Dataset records
>>>>

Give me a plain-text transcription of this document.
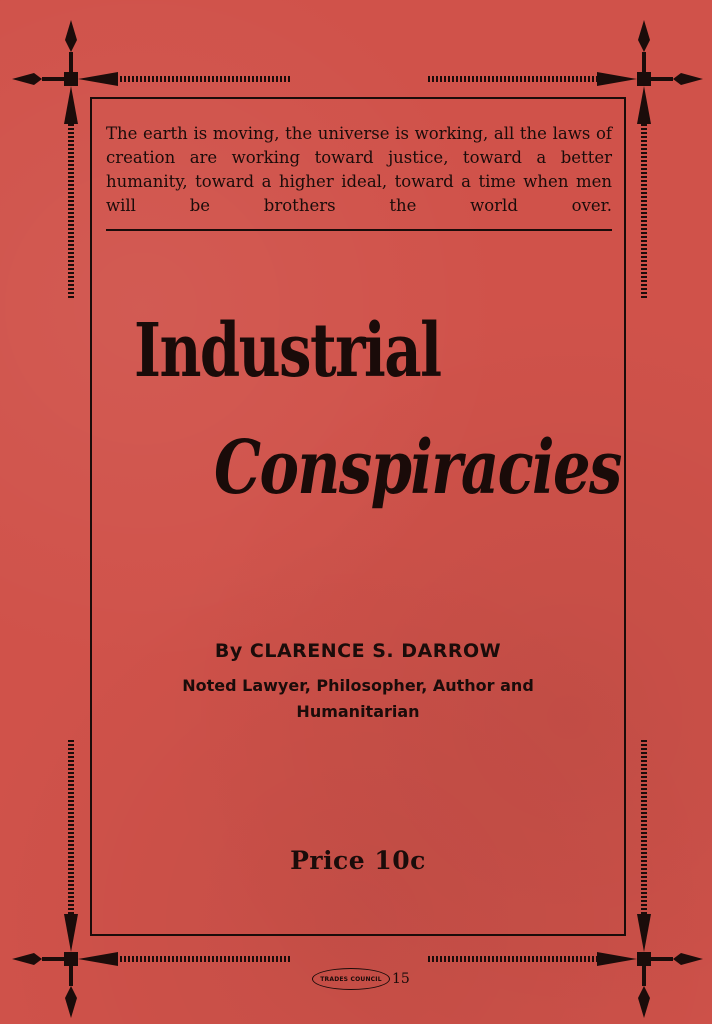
The earth is moving, the universe is working, all the laws of creation are working toward justice, toward a better humanity, toward a higher ideal, toward a time when men will be brothers the world over.

Industrial
Conspiracies

By CLARENCE S. DARROW

Noted Lawyer, Philosopher, Author and Humanitarian

Price 10c

TRADES COUNCIL 15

<<<<

> [Exercise prompt]:
Repeat all of the entries word for word, but omit the pictures.

> [The completed task]:
Give me a plain-text transcription of this document.
The earth is moving, the universe is working, all the laws of creation are working toward justice, toward a better humanity, toward a higher ideal, toward a time when men will be brothers the world over.

Industrial
Conspiracies

By CLARENCE S. DARROW

Noted Lawyer, Philosopher, Author and Humanitarian

Price 10c

TRADES COUNCIL 15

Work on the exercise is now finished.